= Work to do =
Select every line containing the word "điều" from the material, and copy those lines.

= Material provided =
++++

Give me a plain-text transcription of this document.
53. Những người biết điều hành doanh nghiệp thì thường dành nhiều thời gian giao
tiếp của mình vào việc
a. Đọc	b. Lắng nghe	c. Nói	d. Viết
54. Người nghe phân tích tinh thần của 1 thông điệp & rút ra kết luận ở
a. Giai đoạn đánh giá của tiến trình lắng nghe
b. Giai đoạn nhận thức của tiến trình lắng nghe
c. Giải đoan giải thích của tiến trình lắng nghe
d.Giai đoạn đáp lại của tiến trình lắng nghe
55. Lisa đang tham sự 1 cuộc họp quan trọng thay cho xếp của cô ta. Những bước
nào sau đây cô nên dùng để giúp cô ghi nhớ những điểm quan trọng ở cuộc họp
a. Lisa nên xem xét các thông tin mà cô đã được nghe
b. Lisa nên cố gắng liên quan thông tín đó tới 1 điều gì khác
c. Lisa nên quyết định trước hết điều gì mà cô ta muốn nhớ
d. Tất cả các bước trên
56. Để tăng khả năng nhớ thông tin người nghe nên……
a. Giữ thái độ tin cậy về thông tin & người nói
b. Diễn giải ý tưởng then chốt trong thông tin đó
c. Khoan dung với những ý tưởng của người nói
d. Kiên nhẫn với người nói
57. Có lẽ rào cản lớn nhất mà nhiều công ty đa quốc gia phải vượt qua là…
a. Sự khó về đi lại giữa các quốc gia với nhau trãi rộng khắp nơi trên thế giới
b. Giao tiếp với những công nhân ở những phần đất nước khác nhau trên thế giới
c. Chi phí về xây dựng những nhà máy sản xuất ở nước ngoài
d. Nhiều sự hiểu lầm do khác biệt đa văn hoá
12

++++

= Solution to the exercise =
53. Những người biết điều hành doanh nghiệp thì thường dành nhiều thời gian giao
b. Lisa nên cố gắng liên quan thông tín đó tới 1 điều gì khác
c. Lisa nên quyết định trước hết điều gì mà cô ta muốn nhớ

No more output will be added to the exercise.